**What to produce**
Reproduce each record below exactly as written.

**Excerpted records**
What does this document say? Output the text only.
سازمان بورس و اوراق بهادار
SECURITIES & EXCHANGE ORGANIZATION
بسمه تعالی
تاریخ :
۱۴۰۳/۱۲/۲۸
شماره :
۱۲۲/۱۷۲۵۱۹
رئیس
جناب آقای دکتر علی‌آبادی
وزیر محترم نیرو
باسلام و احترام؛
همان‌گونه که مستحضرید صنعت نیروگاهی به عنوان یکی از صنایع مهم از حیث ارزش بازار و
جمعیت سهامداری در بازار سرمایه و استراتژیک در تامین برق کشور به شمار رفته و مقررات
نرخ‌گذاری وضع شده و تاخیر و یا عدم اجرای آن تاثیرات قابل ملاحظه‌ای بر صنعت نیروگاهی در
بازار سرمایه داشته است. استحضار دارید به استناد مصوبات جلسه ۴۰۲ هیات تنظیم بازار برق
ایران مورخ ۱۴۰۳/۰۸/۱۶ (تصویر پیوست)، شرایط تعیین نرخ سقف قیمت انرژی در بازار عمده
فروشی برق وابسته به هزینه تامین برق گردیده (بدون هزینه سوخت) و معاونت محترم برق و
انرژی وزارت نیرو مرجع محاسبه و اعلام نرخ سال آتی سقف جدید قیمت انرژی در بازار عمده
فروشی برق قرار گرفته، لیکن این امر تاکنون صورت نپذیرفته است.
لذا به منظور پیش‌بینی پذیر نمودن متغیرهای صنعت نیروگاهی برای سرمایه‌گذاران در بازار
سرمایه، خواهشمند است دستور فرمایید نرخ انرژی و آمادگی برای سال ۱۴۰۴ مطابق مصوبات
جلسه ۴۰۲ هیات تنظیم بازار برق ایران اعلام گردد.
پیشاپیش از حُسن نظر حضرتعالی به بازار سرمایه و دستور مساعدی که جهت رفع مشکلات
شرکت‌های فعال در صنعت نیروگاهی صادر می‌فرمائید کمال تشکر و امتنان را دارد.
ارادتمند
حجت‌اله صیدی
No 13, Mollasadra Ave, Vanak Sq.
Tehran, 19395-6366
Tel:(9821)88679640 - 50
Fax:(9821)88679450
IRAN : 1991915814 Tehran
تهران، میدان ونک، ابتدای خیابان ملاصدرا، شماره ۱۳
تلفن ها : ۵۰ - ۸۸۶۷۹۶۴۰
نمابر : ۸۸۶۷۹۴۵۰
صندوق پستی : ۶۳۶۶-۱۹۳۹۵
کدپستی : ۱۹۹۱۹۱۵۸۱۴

**Solution to the exercise**
What does this document say? Output the text only.
سازمان بورس و اوراق بهادار
SECURITIES & EXCHANGE ORGANIZATION
بسمه تعالی
تاریخ :
۱۴۰۳/۱۲/۲۸
شماره :
۱۲۲/۱۷۲۵۱۹
رئیس
جناب آقای دکتر علی‌آبادی
وزیر محترم نیرو
باسلام و احترام؛
همان‌گونه که مستحضرید صنعت نیروگاهی به عنوان یکی از صنایع مهم از حیث ارزش بازار و
جمعیت سهامداری در بازار سرمایه و استراتژیک در تامین برق کشور به شمار رفته و مقررات
نرخ‌گذاری وضع شده و تاخیر و یا عدم اجرای آن تاثیرات قابل ملاحظه‌ای بر صنعت نیروگاهی در
بازار سرمایه داشته است. استحضار دارید به استناد مصوبات جلسه ۴۰۲ هیات تنظیم بازار برق
ایران مورخ ۱۴۰۳/۰۸/۱۶ (تصویر پیوست)، شرایط تعیین نرخ سقف قیمت انرژی در بازار عمده
فروشی برق وابسته به هزینه تامین برق گردیده (بدون هزینه سوخت) و معاونت محترم برق و
انرژی وزارت نیرو مرجع محاسبه و اعلام نرخ سال آتی سقف جدید قیمت انرژی در بازار عمده
فروشی برق قرار گرفته، لیکن این امر تاکنون صورت نپذیرفته است.
لذا به منظور پیش‌بینی پذیر نمودن متغیرهای صنعت نیروگاهی برای سرمایه‌گذاران در بازار
سرمایه، خواهشمند است دستور فرمایید نرخ انرژی و آمادگی برای سال ۱۴۰۴ مطابق مصوبات
جلسه ۴۰۲ هیات تنظیم بازار برق ایران اعلام گردد.
پیشاپیش از حُسن نظر حضرتعالی به بازار سرمایه و دستور مساعدی که جهت رفع مشکلات
شرکت‌های فعال در صنعت نیروگاهی صادر می‌فرمائید کمال تشکر و امتنان را دارد.
ارادتمند
حجت‌اله صیدی
No 13, Mollasadra Ave, Vanak Sq.
Tehran, 19395-6366
Tel:(9821)88679640 - 50
Fax:(9821)88679450
IRAN : 1991915814 Tehran
تهران، میدان ونک، ابتدای خیابان ملاصدرا، شماره ۱۳
تلفن ها : ۵۰ - ۸۸۶۷۹۶۴۰
نمابر : ۸۸۶۷۹۴۵۰
صندوق پستی : ۶۳۶۶-۱۹۳۹۵
کدپستی : ۱۹۹۱۹۱۵۸۱۴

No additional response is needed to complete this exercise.